- What the task asks: Go over the data and work out how many lines include the word "Antonella". Give that number only.

- Material for this exercise:
= = =

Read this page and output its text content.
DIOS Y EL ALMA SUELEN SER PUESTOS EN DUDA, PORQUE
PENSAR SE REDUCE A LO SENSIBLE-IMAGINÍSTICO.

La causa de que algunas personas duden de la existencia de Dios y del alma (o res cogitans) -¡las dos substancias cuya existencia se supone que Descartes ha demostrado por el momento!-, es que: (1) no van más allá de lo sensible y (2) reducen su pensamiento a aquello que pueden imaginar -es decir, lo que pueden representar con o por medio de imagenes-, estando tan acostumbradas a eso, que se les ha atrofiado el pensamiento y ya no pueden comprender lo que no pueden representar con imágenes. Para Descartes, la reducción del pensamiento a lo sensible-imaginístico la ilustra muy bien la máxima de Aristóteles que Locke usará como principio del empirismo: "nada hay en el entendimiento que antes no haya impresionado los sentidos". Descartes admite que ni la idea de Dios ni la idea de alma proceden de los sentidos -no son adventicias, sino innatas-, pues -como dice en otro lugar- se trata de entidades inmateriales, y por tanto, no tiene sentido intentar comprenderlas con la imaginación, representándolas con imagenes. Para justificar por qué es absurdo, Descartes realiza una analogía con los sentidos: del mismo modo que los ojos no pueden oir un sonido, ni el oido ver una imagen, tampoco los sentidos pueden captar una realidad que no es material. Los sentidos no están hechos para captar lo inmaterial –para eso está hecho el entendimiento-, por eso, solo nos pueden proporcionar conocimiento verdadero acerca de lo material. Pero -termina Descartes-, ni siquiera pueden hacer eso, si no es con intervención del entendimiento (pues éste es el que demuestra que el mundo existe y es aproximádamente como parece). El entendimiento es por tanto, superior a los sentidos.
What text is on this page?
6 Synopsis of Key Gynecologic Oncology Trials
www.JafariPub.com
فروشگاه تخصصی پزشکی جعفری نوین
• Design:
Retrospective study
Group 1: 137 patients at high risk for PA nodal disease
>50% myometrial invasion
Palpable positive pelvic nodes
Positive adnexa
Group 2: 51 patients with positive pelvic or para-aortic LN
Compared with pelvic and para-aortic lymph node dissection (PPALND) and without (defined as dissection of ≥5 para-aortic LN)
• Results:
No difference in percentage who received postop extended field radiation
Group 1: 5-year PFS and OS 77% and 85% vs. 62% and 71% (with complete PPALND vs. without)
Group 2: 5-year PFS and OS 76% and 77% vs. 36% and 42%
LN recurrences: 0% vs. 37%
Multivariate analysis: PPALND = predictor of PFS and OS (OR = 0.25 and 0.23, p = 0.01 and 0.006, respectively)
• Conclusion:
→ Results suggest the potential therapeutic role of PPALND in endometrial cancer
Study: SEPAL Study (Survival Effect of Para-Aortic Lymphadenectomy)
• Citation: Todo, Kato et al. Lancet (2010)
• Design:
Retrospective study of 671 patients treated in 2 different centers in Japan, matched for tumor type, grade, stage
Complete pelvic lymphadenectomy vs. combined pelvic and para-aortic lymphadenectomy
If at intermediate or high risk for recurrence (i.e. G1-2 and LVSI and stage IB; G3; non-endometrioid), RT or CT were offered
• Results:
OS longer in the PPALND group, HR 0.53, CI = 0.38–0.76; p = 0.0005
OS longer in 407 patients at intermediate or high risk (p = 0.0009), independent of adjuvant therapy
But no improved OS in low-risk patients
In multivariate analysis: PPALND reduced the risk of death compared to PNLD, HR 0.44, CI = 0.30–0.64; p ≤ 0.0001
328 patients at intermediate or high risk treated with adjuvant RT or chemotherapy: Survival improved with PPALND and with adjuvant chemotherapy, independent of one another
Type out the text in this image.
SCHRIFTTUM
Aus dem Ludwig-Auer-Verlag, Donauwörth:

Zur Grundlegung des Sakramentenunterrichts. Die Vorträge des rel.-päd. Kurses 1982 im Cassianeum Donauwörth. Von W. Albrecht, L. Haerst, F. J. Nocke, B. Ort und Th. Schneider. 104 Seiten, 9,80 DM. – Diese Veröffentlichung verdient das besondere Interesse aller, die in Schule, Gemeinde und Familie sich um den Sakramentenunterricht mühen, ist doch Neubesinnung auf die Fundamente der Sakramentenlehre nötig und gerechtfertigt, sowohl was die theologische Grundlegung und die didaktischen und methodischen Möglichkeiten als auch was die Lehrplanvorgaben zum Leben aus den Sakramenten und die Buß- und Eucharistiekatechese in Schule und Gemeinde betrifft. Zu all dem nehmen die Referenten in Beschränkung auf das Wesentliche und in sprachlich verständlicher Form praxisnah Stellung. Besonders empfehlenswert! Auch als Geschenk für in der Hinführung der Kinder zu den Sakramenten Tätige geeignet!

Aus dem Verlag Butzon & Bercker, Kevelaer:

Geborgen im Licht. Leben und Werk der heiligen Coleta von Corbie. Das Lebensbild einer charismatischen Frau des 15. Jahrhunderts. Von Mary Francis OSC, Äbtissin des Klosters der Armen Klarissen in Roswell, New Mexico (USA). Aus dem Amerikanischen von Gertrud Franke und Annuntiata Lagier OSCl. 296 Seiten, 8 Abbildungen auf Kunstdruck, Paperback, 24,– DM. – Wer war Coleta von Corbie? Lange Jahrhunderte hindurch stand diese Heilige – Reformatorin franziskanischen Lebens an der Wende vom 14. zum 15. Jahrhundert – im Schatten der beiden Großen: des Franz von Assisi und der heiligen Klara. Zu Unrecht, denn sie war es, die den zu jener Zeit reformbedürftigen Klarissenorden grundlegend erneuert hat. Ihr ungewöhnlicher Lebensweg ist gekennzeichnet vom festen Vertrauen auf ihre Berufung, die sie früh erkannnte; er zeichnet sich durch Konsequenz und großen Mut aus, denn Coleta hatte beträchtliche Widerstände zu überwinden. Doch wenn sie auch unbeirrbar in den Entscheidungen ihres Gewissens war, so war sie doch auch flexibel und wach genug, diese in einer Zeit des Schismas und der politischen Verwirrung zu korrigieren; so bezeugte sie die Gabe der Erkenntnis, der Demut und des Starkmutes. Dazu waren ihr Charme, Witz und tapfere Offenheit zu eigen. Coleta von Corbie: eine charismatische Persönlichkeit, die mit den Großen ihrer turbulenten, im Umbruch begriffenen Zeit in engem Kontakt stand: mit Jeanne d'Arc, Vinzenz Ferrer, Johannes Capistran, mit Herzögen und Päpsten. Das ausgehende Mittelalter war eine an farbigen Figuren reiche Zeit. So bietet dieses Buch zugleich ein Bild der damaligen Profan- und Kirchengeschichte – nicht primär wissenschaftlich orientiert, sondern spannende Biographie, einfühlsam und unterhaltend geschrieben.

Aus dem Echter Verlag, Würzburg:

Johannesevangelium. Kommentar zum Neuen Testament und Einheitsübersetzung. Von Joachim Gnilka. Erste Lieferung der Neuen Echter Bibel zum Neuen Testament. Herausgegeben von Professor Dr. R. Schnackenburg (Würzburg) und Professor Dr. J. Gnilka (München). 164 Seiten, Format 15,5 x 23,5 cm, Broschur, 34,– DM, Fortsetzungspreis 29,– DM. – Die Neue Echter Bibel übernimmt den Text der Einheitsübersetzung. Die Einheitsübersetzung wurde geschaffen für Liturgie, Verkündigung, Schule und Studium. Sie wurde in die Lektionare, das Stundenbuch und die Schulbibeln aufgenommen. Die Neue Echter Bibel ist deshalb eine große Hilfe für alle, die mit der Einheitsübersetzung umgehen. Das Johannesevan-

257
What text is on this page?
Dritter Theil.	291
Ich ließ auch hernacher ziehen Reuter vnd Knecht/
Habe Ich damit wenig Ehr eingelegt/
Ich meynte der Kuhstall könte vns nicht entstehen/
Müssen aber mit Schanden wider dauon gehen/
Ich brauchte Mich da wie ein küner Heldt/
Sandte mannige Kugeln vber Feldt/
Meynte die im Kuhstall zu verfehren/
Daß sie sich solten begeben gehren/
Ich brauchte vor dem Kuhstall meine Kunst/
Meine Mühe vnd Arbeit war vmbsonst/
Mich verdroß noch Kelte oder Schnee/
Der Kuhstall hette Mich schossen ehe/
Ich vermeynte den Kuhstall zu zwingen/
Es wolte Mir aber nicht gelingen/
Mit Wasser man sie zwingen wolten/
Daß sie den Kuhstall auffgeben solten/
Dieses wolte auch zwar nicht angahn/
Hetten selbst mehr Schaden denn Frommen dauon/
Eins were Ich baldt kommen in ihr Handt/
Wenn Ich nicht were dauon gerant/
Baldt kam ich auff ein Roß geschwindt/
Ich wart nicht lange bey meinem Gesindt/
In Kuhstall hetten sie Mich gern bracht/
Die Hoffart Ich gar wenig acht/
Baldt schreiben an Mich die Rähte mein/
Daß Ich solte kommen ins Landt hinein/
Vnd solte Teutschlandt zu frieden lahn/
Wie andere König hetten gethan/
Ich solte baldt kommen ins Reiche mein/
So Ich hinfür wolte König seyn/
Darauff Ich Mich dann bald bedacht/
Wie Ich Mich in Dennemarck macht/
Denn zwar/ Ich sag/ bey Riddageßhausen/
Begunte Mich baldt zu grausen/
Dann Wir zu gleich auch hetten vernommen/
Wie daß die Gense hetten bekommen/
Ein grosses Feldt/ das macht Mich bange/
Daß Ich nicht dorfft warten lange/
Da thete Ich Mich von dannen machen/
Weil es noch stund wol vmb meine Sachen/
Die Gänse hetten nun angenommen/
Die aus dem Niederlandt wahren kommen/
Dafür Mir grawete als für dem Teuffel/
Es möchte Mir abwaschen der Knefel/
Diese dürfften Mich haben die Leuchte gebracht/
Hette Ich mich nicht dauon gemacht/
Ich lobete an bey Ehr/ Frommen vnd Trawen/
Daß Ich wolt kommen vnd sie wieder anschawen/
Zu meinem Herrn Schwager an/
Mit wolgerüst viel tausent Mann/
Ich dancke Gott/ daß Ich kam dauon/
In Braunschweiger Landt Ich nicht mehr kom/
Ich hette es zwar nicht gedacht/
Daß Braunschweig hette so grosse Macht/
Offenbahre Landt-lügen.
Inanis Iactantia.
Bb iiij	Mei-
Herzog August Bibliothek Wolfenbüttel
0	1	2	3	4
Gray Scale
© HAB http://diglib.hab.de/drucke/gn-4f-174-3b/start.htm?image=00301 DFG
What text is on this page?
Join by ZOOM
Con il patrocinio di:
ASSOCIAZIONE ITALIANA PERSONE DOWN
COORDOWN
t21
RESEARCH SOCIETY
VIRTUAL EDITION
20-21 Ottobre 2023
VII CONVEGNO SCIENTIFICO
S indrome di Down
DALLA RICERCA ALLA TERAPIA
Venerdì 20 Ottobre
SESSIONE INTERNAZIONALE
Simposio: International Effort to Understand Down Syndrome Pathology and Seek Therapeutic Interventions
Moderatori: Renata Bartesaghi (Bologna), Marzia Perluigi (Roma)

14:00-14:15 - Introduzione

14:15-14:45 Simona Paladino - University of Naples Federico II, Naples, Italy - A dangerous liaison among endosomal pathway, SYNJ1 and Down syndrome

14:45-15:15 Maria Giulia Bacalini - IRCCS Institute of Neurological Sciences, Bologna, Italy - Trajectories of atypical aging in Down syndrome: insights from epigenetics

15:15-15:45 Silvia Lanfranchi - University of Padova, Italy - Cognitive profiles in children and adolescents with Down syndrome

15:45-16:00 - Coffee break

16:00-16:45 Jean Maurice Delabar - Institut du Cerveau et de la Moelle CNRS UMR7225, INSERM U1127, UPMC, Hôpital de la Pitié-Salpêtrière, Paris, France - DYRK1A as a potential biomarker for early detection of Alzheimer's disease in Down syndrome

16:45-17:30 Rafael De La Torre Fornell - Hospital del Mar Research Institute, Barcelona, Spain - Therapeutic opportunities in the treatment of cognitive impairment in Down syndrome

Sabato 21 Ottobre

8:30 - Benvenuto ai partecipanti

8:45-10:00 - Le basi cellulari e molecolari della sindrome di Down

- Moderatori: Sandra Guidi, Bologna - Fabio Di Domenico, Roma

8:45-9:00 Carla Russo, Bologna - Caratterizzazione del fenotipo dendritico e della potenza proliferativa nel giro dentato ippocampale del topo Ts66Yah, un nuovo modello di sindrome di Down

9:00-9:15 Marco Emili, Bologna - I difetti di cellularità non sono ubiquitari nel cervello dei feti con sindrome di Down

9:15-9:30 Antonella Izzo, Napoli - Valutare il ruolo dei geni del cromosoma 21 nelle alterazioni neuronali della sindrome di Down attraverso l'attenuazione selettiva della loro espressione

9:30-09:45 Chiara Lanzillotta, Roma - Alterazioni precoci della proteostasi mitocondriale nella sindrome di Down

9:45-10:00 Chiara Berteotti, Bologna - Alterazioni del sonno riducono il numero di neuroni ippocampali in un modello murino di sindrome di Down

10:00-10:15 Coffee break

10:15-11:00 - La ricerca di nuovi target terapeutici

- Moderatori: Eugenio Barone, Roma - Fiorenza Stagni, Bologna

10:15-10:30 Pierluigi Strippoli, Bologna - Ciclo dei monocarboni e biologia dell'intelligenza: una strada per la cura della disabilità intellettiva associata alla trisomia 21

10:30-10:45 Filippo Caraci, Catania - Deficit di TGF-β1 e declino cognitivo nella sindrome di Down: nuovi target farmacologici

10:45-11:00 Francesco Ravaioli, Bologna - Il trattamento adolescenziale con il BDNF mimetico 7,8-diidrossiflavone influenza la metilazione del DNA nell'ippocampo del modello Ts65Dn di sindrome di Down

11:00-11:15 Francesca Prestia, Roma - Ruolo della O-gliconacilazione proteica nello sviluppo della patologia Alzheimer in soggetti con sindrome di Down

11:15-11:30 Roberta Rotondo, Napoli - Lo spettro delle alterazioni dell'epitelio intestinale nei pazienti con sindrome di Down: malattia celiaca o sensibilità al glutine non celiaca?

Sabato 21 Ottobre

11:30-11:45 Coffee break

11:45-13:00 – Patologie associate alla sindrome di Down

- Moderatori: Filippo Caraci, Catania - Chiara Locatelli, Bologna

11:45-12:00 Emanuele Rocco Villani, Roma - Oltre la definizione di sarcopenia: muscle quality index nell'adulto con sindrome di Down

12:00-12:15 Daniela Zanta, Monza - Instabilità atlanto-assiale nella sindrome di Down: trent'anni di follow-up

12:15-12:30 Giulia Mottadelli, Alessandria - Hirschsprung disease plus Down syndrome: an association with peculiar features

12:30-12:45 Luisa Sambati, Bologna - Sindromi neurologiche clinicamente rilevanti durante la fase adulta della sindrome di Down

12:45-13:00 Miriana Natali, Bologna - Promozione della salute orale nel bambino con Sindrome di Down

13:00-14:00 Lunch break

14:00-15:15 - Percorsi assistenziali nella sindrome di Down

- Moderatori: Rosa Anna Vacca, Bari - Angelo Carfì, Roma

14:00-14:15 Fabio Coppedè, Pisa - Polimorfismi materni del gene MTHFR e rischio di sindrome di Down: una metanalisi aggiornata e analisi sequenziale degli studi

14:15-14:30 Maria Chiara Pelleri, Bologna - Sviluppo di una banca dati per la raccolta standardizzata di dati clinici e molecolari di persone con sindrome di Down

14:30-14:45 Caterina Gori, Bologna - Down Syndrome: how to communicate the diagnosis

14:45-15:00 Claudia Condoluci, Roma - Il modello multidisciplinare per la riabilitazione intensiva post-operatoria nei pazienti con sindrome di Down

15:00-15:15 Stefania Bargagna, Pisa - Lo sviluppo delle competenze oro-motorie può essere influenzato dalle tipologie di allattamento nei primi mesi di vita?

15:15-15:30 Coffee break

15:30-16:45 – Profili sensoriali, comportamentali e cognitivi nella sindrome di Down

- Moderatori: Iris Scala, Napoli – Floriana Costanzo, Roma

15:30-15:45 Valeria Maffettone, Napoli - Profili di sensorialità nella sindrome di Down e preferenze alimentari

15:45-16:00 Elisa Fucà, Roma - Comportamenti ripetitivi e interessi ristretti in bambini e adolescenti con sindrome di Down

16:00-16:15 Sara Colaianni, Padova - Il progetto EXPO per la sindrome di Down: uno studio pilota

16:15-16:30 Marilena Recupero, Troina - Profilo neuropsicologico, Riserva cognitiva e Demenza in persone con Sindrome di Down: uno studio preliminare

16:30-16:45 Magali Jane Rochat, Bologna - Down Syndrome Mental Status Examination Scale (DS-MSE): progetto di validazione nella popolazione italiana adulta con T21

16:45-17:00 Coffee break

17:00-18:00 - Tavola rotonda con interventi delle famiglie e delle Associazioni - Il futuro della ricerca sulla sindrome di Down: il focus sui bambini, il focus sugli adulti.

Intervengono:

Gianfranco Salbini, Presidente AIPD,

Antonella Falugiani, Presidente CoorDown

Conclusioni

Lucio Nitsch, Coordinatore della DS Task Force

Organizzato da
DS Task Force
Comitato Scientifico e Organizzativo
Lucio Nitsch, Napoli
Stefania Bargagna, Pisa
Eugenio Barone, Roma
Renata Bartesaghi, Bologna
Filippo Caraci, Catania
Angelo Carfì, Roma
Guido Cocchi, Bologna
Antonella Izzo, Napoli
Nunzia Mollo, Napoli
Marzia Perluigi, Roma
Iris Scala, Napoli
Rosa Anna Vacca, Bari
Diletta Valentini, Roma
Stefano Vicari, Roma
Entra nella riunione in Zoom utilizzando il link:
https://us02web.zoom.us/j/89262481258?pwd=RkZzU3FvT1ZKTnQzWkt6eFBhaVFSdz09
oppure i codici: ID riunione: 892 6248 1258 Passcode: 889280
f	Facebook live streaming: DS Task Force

= = =

- Answer box: 3